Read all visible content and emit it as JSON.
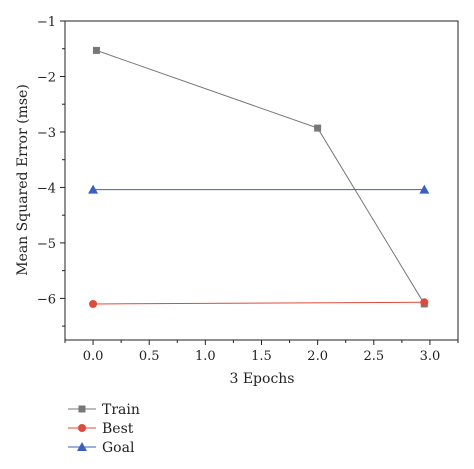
{
  "chart_data": {
    "type": "line",
    "xlabel": "3 Epochs",
    "ylabel": "Mean Squared Error (mse)",
    "xlim": [
      -0.25,
      3.25
    ],
    "ylim": [
      -6.75,
      -1
    ],
    "x_ticks": [
      0.0,
      0.5,
      1.0,
      1.5,
      2.0,
      2.5,
      3.0
    ],
    "x_tick_labels": [
      "0.0",
      "0.5",
      "1.0",
      "1.5",
      "2.0",
      "2.5",
      "3.0"
    ],
    "y_ticks": [
      -1,
      -2,
      -3,
      -4,
      -5,
      -6
    ],
    "y_tick_labels": [
      "−1",
      "−2",
      "−3",
      "−4",
      "−5",
      "−6"
    ],
    "grid": false,
    "legend_position": "bottom-left",
    "series": [
      {
        "name": "Train",
        "color": "#777777",
        "marker": "square",
        "x": [
          0.03,
          2.0,
          2.95
        ],
        "y": [
          -1.53,
          -2.93,
          -6.1
        ]
      },
      {
        "name": "Best",
        "color": "#e04a3a",
        "marker": "circle",
        "x": [
          0.0,
          2.95
        ],
        "y": [
          -6.1,
          -6.07
        ]
      },
      {
        "name": "Goal",
        "color": "#3a5fbf",
        "marker": "triangle",
        "x": [
          0.0,
          2.95
        ],
        "y": [
          -4.04,
          -4.04
        ]
      }
    ]
  }
}
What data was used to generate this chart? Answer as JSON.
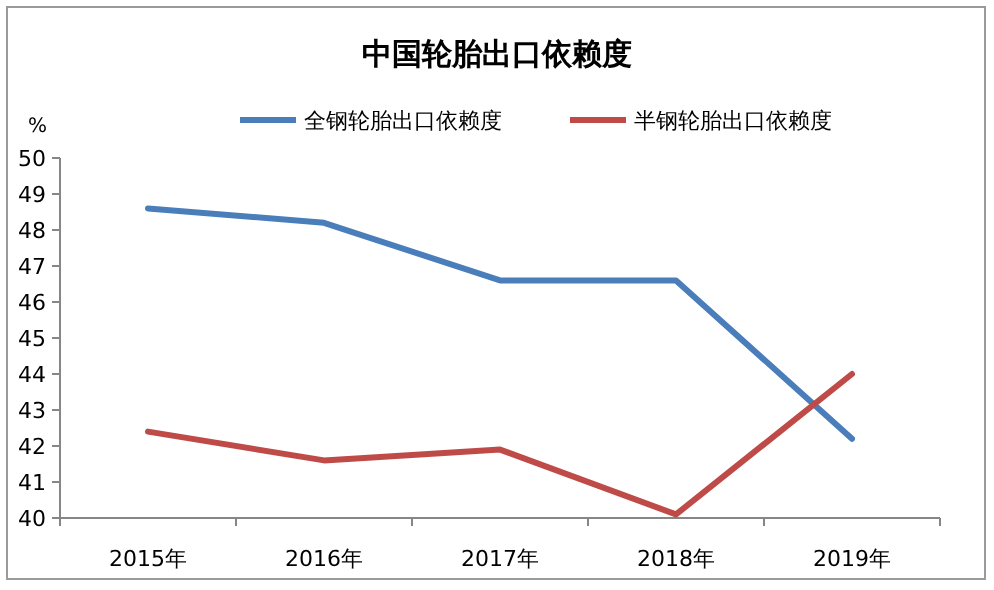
{
  "chart_data": {
    "type": "line",
    "title": "中国轮胎出口依赖度",
    "ylabel": "%",
    "categories": [
      "2015年",
      "2016年",
      "2017年",
      "2018年",
      "2019年"
    ],
    "series": [
      {
        "name": "全钢轮胎出口依赖度",
        "color": "#4a7ebb",
        "values": [
          48.6,
          48.2,
          46.6,
          46.6,
          42.2
        ]
      },
      {
        "name": "半钢轮胎出口依赖度",
        "color": "#be4b48",
        "values": [
          42.4,
          41.6,
          41.9,
          40.1,
          44.0
        ]
      }
    ],
    "ylim": [
      40,
      50
    ],
    "yticks": [
      40,
      41,
      42,
      43,
      44,
      45,
      46,
      47,
      48,
      49,
      50
    ],
    "grid": false,
    "legend": "top",
    "marker": "none",
    "line_style": "solid"
  }
}
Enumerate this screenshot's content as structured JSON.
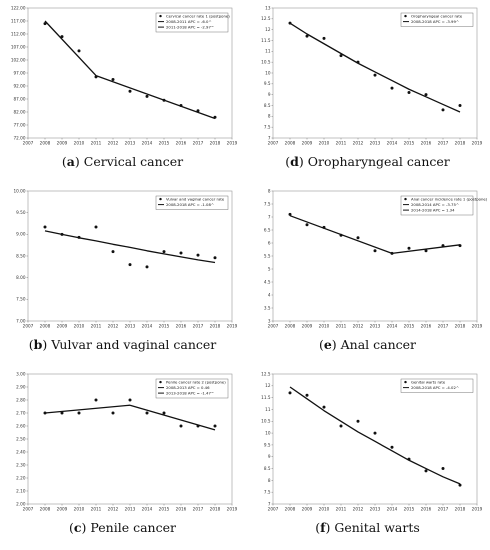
{
  "chart_data": [
    {
      "id": "a",
      "type": "scatter",
      "panel_label": "a",
      "caption": "Cervical cancer",
      "xticks": [
        "2007",
        "2008",
        "2009",
        "2010",
        "2011",
        "2012",
        "2013",
        "2014",
        "2015",
        "2016",
        "2017",
        "2018",
        "2019"
      ],
      "xlim": [
        2007,
        2019
      ],
      "yticks": [
        "72.00",
        "77.00",
        "82.00",
        "87.00",
        "92.00",
        "97.00",
        "102.00",
        "107.00",
        "112.00",
        "117.00",
        "122.00"
      ],
      "ylim": [
        72,
        122
      ],
      "points_x": [
        2008,
        2009,
        2010,
        2011,
        2012,
        2013,
        2014,
        2015,
        2016,
        2017,
        2018
      ],
      "points_y": [
        116,
        111,
        105.5,
        95.5,
        94.5,
        90,
        88,
        86.5,
        84.5,
        82.5,
        80
      ],
      "legend_position": "top-right",
      "series": [
        {
          "name": "Cervical cancer rate 1 (postpone)",
          "kind": "points"
        },
        {
          "name": "2008-2011 APC = -6.0^",
          "kind": "line",
          "x": [
            2008,
            2011
          ],
          "y": [
            117,
            96
          ]
        },
        {
          "name": "2011-2018 APC = -2.97^",
          "kind": "line",
          "x": [
            2011,
            2018
          ],
          "y": [
            96,
            79.5
          ]
        }
      ]
    },
    {
      "id": "d",
      "type": "scatter",
      "panel_label": "d",
      "caption": "Oropharyngeal cancer",
      "xticks": [
        "2007",
        "2008",
        "2009",
        "2010",
        "2011",
        "2012",
        "2013",
        "2014",
        "2015",
        "2016",
        "2017",
        "2018",
        "2019"
      ],
      "xlim": [
        2007,
        2019
      ],
      "yticks": [
        "7",
        "7.5",
        "8",
        "8.5",
        "9",
        "9.5",
        "10",
        "10.5",
        "11",
        "11.5",
        "12",
        "12.5",
        "13"
      ],
      "ylim": [
        7,
        13
      ],
      "points_x": [
        2008,
        2009,
        2010,
        2011,
        2012,
        2013,
        2014,
        2015,
        2016,
        2017,
        2018
      ],
      "points_y": [
        12.3,
        11.7,
        11.6,
        10.8,
        10.5,
        9.9,
        9.3,
        9.1,
        9.0,
        8.3,
        8.5
      ],
      "legend_position": "top-right",
      "series": [
        {
          "name": "Oropharyngeal cancer rate",
          "kind": "points"
        },
        {
          "name": "2008-2018 APC = -3.99^",
          "kind": "curve",
          "x": [
            2008,
            2009,
            2010,
            2011,
            2012,
            2013,
            2014,
            2015,
            2016,
            2017,
            2018
          ],
          "y": [
            12.3,
            11.8,
            11.35,
            10.9,
            10.45,
            10.05,
            9.65,
            9.25,
            8.9,
            8.55,
            8.2
          ]
        }
      ]
    },
    {
      "id": "b",
      "type": "scatter",
      "panel_label": "b",
      "caption": "Vulvar and vaginal cancer",
      "xticks": [
        "2007",
        "2008",
        "2009",
        "2010",
        "2011",
        "2012",
        "2013",
        "2014",
        "2015",
        "2016",
        "2017",
        "2018",
        "2019"
      ],
      "xlim": [
        2007,
        2019
      ],
      "yticks": [
        "7.00",
        "7.50",
        "8.00",
        "8.50",
        "9.00",
        "9.50",
        "10.00"
      ],
      "ylim": [
        7,
        10
      ],
      "points_x": [
        2008,
        2009,
        2010,
        2011,
        2012,
        2013,
        2014,
        2015,
        2016,
        2017,
        2018
      ],
      "points_y": [
        9.17,
        9.0,
        8.93,
        9.17,
        8.6,
        8.3,
        8.25,
        8.6,
        8.57,
        8.52,
        8.46
      ],
      "legend_position": "top-right",
      "series": [
        {
          "name": "Vulvar and vaginal cancer rate",
          "kind": "points"
        },
        {
          "name": "2008-2018 APC = -1.08^",
          "kind": "curve",
          "x": [
            2008,
            2009,
            2010,
            2011,
            2012,
            2013,
            2014,
            2015,
            2016,
            2017,
            2018
          ],
          "y": [
            9.08,
            9.0,
            8.92,
            8.85,
            8.77,
            8.7,
            8.62,
            8.55,
            8.48,
            8.41,
            8.35
          ]
        }
      ]
    },
    {
      "id": "e",
      "type": "scatter",
      "panel_label": "e",
      "caption": "Anal cancer",
      "xticks": [
        "2007",
        "2008",
        "2009",
        "2010",
        "2011",
        "2012",
        "2013",
        "2014",
        "2015",
        "2016",
        "2017",
        "2018",
        "2019"
      ],
      "xlim": [
        2007,
        2019
      ],
      "yticks": [
        "3",
        "3.5",
        "4",
        "4.5",
        "5",
        "5.5",
        "6",
        "6.5",
        "7",
        "7.5",
        "8"
      ],
      "ylim": [
        3,
        8
      ],
      "points_x": [
        2008,
        2009,
        2010,
        2011,
        2012,
        2013,
        2014,
        2015,
        2016,
        2017,
        2018
      ],
      "points_y": [
        7.1,
        6.7,
        6.6,
        6.3,
        6.2,
        5.7,
        5.6,
        5.8,
        5.7,
        5.9,
        5.9
      ],
      "legend_position": "top-right",
      "series": [
        {
          "name": "Anal cancer incidence rate 1 (postpone)",
          "kind": "points"
        },
        {
          "name": "2008-2014 APC = -3.75^",
          "kind": "line",
          "x": [
            2008,
            2014
          ],
          "y": [
            7.05,
            5.6
          ]
        },
        {
          "name": "2014-2018 APC = 1.34",
          "kind": "line",
          "x": [
            2014,
            2018
          ],
          "y": [
            5.6,
            5.93
          ]
        }
      ]
    },
    {
      "id": "c",
      "type": "scatter",
      "panel_label": "c",
      "caption": "Penile cancer",
      "xticks": [
        "2007",
        "2008",
        "2009",
        "2010",
        "2011",
        "2012",
        "2013",
        "2014",
        "2015",
        "2016",
        "2017",
        "2018",
        "2019"
      ],
      "xlim": [
        2007,
        2019
      ],
      "yticks": [
        "2.00",
        "2.10",
        "2.20",
        "2.30",
        "2.40",
        "2.50",
        "2.60",
        "2.70",
        "2.80",
        "2.90",
        "3.00"
      ],
      "ylim": [
        2,
        3
      ],
      "points_x": [
        2008,
        2009,
        2010,
        2011,
        2012,
        2013,
        2014,
        2015,
        2016,
        2017,
        2018
      ],
      "points_y": [
        2.7,
        2.7,
        2.7,
        2.8,
        2.7,
        2.8,
        2.7,
        2.7,
        2.6,
        2.6,
        2.6
      ],
      "legend_position": "top-right",
      "series": [
        {
          "name": "Penile cancer rate 2 (postpone)",
          "kind": "points"
        },
        {
          "name": "2008-2013 APC = 0.46",
          "kind": "line",
          "x": [
            2008,
            2013
          ],
          "y": [
            2.7,
            2.76
          ]
        },
        {
          "name": "2013-2018 APC = -1.47^",
          "kind": "line",
          "x": [
            2013,
            2018
          ],
          "y": [
            2.76,
            2.57
          ]
        }
      ]
    },
    {
      "id": "f",
      "type": "scatter",
      "panel_label": "f",
      "caption": "Genital warts",
      "xticks": [
        "2007",
        "2008",
        "2009",
        "2010",
        "2011",
        "2012",
        "2013",
        "2014",
        "2015",
        "2016",
        "2017",
        "2018",
        "2019"
      ],
      "xlim": [
        2007,
        2019
      ],
      "yticks": [
        "7",
        "7.5",
        "8",
        "8.5",
        "9",
        "9.5",
        "10",
        "10.5",
        "11",
        "11.5",
        "12",
        "12.5"
      ],
      "ylim": [
        7,
        12.5
      ],
      "points_x": [
        2008,
        2009,
        2010,
        2011,
        2012,
        2013,
        2014,
        2015,
        2016,
        2017,
        2018
      ],
      "points_y": [
        11.7,
        11.6,
        11.1,
        10.3,
        10.5,
        10.0,
        9.4,
        8.9,
        8.4,
        8.5,
        7.8
      ],
      "legend_position": "top-right",
      "series": [
        {
          "name": "Genital warts rate",
          "kind": "points"
        },
        {
          "name": "2008-2018 APC = -4.02^",
          "kind": "curve",
          "x": [
            2008,
            2009,
            2010,
            2011,
            2012,
            2013,
            2014,
            2015,
            2016,
            2017,
            2018
          ],
          "y": [
            11.95,
            11.45,
            10.95,
            10.5,
            10.05,
            9.65,
            9.25,
            8.85,
            8.5,
            8.15,
            7.85
          ]
        }
      ]
    }
  ]
}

:::

* EXERCISE REQUIREMENTS
Find and copy each line above that includes the string "ylabel".

* RIGHT ANSWER
    "ylabel": "Mean Squared Error (mse)",
    "ylabel": "%",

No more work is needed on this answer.